------ Input rows ------

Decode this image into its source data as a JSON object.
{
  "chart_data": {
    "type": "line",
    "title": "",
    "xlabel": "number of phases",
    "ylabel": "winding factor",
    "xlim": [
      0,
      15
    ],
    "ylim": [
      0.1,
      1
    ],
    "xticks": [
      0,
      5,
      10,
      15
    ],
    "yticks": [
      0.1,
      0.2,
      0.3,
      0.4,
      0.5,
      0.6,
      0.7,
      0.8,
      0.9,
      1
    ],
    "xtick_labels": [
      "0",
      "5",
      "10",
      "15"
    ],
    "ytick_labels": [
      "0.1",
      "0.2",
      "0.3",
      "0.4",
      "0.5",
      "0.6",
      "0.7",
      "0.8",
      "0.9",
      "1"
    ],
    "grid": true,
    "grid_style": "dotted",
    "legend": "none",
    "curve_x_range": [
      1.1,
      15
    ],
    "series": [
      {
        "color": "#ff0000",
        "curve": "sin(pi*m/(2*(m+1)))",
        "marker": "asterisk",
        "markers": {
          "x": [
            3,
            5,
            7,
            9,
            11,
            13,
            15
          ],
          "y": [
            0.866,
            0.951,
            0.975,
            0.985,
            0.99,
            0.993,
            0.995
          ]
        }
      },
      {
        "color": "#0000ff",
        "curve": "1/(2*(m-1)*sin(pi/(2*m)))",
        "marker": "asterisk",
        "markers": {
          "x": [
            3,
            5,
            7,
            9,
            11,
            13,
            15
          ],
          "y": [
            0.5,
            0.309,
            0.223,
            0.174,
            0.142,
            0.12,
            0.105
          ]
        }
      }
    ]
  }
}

------

To do — Please restate the whole listing word for word.

Answer for the task —
Decode this image into its source data as a JSON object.
{
  "chart_data": {
    "type": "line",
    "title": "",
    "xlabel": "number of phases",
    "ylabel": "winding factor",
    "xlim": [
      0,
      15
    ],
    "ylim": [
      0.1,
      1
    ],
    "xticks": [
      0,
      5,
      10,
      15
    ],
    "yticks": [
      0.1,
      0.2,
      0.3,
      0.4,
      0.5,
      0.6,
      0.7,
      0.8,
      0.9,
      1
    ],
    "xtick_labels": [
      "0",
      "5",
      "10",
      "15"
    ],
    "ytick_labels": [
      "0.1",
      "0.2",
      "0.3",
      "0.4",
      "0.5",
      "0.6",
      "0.7",
      "0.8",
      "0.9",
      "1"
    ],
    "grid": true,
    "grid_style": "dotted",
    "legend": "none",
    "curve_x_range": [
      1.1,
      15
    ],
    "series": [
      {
        "color": "#ff0000",
        "curve": "sin(pi*m/(2*(m+1)))",
        "marker": "asterisk",
        "markers": {
          "x": [
            3,
            5,
            7,
            9,
            11,
            13,
            15
          ],
          "y": [
            0.866,
            0.951,
            0.975,
            0.985,
            0.99,
            0.993,
            0.995
          ]
        }
      },
      {
        "color": "#0000ff",
        "curve": "1/(2*(m-1)*sin(pi/(2*m)))",
        "marker": "asterisk",
        "markers": {
          "x": [
            3,
            5,
            7,
            9,
            11,
            13,
            15
          ],
          "y": [
            0.5,
            0.309,
            0.223,
            0.174,
            0.142,
            0.12,
            0.105
          ]
        }
      }
    ]
  }
}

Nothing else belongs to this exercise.